*Records from a collection*.
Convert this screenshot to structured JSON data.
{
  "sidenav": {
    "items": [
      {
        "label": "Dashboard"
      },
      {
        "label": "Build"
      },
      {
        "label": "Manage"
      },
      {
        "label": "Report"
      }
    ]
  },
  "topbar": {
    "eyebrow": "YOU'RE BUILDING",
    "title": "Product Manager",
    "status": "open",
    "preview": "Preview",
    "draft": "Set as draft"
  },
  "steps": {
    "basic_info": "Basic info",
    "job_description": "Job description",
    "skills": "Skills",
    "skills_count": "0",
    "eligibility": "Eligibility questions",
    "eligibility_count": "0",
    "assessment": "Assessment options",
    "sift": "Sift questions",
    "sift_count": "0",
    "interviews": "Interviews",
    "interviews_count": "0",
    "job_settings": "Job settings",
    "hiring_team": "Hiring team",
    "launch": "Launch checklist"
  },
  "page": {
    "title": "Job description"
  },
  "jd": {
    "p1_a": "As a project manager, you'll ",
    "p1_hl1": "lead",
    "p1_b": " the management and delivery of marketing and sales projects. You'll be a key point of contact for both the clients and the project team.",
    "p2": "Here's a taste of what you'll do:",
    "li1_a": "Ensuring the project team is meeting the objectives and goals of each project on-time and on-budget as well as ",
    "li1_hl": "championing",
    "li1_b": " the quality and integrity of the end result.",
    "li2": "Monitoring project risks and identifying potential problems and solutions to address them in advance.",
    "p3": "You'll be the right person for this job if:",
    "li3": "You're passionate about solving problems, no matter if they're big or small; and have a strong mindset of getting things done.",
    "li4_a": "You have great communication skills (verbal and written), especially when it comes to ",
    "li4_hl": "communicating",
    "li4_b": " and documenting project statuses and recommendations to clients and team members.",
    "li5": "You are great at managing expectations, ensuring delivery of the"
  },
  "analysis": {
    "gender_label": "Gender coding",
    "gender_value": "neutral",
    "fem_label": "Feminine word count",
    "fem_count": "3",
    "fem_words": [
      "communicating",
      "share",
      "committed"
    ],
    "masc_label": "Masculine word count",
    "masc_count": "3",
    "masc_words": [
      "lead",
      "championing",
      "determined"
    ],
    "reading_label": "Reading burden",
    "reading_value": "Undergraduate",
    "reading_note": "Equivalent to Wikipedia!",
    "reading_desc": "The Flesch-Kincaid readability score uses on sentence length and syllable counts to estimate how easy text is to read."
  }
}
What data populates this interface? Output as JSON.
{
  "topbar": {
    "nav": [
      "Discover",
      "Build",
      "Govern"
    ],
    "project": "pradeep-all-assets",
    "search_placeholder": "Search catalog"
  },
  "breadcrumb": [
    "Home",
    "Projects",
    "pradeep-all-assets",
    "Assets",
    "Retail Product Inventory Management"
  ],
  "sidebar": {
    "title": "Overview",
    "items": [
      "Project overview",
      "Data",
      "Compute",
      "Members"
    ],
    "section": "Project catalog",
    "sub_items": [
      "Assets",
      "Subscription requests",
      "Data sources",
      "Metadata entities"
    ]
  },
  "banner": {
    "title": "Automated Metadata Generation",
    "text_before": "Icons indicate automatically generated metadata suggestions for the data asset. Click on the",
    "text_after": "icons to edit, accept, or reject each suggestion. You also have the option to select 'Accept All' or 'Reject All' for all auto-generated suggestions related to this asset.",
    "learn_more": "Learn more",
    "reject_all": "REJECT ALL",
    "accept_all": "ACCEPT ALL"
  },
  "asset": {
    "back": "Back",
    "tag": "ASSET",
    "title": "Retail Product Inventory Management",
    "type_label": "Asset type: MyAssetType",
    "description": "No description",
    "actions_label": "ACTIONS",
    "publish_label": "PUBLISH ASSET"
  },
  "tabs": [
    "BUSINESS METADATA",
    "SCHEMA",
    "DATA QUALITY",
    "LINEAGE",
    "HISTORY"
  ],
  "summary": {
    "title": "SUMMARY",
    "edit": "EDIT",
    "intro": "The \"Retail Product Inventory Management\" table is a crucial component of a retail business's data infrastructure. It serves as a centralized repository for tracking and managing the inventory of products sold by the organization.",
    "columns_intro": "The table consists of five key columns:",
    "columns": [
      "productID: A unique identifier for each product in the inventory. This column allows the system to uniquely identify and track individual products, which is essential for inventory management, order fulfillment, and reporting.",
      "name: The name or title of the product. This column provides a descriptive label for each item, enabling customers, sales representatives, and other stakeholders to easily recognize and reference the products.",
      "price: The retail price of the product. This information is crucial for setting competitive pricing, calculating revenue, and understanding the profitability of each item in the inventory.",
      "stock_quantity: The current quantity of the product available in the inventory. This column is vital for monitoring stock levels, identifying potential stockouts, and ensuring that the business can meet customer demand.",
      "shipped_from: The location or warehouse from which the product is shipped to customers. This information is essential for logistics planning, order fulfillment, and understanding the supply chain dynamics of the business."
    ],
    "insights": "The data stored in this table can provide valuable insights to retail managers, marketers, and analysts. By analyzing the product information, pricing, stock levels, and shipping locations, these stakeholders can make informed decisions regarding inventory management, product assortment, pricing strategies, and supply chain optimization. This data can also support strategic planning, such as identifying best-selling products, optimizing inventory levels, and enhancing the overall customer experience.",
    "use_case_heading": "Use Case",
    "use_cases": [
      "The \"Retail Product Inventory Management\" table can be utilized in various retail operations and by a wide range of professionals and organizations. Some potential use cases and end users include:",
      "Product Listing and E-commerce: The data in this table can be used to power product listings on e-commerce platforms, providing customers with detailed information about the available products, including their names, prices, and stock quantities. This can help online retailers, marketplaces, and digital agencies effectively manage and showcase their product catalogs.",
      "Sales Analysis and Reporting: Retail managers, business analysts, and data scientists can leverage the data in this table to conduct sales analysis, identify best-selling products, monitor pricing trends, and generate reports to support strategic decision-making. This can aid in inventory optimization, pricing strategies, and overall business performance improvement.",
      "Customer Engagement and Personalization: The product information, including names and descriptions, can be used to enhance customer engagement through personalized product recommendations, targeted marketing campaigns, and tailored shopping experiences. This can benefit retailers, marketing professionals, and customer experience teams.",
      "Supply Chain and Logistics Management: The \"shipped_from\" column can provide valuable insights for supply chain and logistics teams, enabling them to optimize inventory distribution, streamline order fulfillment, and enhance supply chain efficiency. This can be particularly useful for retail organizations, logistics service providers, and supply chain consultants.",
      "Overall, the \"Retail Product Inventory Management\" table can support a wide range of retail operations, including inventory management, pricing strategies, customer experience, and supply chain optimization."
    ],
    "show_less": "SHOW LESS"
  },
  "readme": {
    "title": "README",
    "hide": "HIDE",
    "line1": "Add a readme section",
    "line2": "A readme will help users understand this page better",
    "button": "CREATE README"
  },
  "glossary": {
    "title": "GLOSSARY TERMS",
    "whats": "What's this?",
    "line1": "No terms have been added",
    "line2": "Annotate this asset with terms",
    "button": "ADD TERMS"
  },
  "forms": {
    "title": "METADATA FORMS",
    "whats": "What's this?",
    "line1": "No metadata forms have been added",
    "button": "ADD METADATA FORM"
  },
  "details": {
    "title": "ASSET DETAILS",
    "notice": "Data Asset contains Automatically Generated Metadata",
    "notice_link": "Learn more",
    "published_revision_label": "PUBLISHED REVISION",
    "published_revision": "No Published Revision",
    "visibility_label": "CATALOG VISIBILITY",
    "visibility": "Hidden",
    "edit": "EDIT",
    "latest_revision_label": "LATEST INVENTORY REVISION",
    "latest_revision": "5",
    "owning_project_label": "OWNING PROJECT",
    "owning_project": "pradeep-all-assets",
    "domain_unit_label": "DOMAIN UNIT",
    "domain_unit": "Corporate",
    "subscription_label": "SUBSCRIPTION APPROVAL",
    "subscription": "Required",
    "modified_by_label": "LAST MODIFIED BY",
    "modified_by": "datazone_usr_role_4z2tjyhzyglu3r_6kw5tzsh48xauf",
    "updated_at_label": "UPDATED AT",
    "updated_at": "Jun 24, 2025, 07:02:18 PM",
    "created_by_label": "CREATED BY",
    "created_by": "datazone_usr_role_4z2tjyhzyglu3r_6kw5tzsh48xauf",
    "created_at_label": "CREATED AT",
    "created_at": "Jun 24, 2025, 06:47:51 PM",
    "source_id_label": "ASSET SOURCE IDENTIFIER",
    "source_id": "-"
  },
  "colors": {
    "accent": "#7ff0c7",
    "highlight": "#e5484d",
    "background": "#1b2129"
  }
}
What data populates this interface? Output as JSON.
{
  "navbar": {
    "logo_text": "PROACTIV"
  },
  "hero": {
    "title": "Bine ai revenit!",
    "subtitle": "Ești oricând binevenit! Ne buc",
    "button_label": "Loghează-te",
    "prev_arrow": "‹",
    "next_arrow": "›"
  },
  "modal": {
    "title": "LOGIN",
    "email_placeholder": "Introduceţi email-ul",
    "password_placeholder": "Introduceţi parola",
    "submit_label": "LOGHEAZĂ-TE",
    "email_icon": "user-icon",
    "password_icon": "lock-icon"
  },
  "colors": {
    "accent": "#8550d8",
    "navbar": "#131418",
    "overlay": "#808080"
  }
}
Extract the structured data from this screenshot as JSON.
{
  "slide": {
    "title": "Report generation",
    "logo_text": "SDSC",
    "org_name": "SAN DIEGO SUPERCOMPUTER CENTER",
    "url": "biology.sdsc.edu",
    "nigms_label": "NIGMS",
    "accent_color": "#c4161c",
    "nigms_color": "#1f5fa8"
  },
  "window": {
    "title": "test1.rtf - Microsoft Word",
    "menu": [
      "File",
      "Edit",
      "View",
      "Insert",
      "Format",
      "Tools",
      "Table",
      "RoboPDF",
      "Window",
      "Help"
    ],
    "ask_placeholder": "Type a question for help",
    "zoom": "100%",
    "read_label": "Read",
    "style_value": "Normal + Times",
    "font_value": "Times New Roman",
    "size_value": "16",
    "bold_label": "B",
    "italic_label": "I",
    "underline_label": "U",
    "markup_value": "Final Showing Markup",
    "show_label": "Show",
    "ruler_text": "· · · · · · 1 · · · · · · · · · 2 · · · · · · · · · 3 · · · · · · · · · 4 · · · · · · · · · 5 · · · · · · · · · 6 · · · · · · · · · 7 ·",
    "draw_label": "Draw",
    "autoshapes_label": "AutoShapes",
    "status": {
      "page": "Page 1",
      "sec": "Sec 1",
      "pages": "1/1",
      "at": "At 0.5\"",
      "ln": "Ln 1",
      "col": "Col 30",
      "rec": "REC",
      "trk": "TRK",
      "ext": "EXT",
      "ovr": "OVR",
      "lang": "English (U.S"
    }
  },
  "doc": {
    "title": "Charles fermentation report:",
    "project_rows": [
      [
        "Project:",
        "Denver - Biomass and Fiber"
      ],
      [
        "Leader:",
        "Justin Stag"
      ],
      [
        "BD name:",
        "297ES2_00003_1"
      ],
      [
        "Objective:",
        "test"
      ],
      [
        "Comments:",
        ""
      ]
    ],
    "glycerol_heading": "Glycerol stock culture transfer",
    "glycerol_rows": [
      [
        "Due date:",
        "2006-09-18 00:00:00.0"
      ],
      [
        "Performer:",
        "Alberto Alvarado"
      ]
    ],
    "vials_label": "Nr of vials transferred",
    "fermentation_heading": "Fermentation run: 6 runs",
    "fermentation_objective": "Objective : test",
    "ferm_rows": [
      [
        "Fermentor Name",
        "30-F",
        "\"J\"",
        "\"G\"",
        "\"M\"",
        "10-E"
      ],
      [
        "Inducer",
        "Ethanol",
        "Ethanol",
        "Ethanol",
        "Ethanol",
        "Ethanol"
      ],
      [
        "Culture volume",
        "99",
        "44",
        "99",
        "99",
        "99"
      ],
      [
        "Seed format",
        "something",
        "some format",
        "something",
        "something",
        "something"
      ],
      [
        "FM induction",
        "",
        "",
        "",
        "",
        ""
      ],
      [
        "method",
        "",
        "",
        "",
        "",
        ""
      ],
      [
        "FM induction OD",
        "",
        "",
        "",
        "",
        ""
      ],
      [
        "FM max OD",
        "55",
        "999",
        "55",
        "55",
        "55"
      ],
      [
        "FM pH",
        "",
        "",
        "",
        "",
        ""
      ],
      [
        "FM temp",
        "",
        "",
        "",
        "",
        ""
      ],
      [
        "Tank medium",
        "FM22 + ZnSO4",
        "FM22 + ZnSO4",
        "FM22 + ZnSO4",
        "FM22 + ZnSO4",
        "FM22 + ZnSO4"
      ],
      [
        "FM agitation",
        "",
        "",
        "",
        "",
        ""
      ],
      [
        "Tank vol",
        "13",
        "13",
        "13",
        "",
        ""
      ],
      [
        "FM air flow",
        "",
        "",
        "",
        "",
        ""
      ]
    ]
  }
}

*DIRECTIVE*. Check each line of the records for the word "with" and extract those that contain it.

*SOLUTION FOR THIS EXERCISE*.
      "Product Listing and E-commerce: The data in this table can be used to power product listings on e-commerce platforms, providing customers with detailed information about the available products, including their names, prices, and stock quantities. This can help online retailers, marketplaces, and digital agencies effectively manage and showcase their product catalogs.",
    "line2": "Annotate this asset with terms",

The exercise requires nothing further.